**WHAT IS BEING ASKED:** Which lines have the string "pages"? Copy all of them from the entries below.

-- Start of DATASET ROWS --

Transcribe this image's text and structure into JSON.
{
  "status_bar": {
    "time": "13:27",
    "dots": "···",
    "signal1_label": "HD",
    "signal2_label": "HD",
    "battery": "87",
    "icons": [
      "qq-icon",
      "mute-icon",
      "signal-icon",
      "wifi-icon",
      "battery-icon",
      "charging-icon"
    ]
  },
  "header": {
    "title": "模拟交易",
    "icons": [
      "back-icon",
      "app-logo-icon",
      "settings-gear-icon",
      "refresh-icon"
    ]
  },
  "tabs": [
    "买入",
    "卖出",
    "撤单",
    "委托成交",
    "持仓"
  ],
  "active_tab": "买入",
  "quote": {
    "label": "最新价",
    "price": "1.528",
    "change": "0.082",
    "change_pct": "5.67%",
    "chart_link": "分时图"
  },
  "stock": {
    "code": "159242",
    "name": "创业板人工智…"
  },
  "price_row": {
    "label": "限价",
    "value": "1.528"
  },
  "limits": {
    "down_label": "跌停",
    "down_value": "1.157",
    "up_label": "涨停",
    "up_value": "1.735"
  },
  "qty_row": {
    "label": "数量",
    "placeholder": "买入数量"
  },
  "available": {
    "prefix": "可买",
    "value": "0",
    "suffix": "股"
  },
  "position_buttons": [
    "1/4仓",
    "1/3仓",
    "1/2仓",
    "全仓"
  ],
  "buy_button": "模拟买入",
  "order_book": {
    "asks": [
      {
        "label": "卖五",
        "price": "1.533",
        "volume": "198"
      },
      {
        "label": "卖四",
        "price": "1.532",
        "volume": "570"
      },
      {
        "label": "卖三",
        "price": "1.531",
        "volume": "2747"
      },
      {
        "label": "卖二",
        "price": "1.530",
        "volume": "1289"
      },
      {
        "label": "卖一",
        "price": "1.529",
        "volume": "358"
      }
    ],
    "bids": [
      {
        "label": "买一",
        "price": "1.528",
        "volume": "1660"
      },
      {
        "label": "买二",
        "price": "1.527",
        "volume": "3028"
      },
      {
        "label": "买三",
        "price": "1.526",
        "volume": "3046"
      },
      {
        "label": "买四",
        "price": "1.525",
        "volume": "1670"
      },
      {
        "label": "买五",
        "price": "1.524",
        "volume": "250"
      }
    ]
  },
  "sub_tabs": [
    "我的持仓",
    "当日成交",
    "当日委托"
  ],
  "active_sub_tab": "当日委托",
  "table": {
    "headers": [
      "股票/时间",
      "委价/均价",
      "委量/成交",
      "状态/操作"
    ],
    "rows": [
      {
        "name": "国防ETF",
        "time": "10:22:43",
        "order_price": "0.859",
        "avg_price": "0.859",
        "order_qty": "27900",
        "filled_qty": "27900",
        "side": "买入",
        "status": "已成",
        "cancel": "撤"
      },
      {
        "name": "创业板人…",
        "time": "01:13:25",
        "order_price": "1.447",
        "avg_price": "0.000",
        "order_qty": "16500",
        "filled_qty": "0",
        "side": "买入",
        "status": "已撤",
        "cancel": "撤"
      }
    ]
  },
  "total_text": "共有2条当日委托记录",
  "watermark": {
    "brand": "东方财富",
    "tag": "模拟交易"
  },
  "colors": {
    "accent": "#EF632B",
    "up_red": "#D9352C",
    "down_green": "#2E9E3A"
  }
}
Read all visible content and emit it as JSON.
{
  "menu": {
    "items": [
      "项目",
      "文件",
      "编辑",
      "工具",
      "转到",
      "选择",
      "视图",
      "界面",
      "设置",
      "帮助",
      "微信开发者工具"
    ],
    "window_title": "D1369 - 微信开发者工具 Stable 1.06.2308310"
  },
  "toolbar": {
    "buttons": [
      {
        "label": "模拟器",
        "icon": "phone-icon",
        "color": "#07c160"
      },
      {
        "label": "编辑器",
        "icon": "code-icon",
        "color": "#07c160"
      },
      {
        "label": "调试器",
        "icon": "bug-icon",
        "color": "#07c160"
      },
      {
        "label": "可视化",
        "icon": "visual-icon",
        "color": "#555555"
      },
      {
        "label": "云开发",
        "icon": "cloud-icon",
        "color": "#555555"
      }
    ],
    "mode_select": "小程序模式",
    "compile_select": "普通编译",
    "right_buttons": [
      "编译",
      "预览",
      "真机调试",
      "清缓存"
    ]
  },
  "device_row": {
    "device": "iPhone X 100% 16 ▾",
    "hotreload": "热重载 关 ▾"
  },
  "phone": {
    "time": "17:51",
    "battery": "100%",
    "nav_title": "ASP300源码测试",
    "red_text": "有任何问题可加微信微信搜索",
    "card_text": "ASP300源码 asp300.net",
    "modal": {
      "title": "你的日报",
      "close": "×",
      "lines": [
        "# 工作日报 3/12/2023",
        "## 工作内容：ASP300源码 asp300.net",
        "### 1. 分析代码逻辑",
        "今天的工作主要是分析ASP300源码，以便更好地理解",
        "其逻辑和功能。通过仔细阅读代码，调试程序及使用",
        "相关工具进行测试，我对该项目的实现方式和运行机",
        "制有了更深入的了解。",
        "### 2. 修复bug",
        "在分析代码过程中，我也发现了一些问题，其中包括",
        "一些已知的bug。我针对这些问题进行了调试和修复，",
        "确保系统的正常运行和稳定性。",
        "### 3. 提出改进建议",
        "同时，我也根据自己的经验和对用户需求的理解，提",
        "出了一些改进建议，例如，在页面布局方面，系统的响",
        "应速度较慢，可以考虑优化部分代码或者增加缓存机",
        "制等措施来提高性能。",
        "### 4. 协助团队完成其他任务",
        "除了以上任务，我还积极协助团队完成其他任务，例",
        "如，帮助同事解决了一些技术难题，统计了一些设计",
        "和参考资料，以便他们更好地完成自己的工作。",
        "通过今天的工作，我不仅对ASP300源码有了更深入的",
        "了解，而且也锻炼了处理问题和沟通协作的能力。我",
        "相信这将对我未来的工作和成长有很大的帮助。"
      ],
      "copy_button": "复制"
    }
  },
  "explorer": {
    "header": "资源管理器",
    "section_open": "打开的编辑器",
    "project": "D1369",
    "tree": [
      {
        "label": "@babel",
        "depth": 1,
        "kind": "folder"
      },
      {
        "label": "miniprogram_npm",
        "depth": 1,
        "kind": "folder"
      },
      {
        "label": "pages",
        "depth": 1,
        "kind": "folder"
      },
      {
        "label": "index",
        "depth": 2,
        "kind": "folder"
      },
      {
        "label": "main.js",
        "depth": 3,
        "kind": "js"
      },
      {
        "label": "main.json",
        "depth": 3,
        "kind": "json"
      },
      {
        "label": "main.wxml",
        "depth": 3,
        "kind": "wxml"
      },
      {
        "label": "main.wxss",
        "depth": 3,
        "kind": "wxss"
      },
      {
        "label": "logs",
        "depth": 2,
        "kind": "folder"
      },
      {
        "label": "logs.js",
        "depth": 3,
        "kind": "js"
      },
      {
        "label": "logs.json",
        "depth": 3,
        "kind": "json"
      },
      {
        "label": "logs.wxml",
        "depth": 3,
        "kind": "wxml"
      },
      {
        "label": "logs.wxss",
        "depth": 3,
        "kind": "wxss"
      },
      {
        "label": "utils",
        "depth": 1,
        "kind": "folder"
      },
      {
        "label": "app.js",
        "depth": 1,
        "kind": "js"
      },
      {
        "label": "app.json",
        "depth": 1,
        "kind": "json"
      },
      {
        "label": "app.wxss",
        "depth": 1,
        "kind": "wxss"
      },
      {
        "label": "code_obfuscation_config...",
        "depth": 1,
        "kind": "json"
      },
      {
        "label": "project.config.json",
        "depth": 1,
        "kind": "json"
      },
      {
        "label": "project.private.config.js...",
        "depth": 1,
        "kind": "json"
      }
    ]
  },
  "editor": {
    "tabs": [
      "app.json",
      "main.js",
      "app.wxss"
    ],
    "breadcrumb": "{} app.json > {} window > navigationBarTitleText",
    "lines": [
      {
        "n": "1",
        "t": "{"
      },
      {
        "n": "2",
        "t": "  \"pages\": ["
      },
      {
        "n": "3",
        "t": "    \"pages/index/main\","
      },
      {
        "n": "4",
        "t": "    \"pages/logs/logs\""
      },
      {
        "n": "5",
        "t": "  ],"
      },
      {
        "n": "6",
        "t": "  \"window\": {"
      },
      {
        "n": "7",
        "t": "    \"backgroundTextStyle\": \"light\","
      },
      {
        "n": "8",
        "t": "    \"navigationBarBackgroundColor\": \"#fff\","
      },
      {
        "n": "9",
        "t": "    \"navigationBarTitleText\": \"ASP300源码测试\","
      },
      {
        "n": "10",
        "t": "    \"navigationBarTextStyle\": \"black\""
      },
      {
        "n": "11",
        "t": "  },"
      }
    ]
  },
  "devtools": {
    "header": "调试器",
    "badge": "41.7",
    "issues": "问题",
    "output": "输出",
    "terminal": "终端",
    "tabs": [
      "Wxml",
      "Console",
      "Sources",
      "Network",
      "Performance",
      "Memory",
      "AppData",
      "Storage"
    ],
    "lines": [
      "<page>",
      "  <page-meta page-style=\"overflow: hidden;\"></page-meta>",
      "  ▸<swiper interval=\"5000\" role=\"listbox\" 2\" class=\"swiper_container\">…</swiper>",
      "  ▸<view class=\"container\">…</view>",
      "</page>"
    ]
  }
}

-- End of DATASET ROWS --

**THE OUTPUT:**
        "label": "pages",
        "t": "  \"pages\": ["
        "t": "    \"pages/index/main\","
        "t": "    \"pages/logs/logs\""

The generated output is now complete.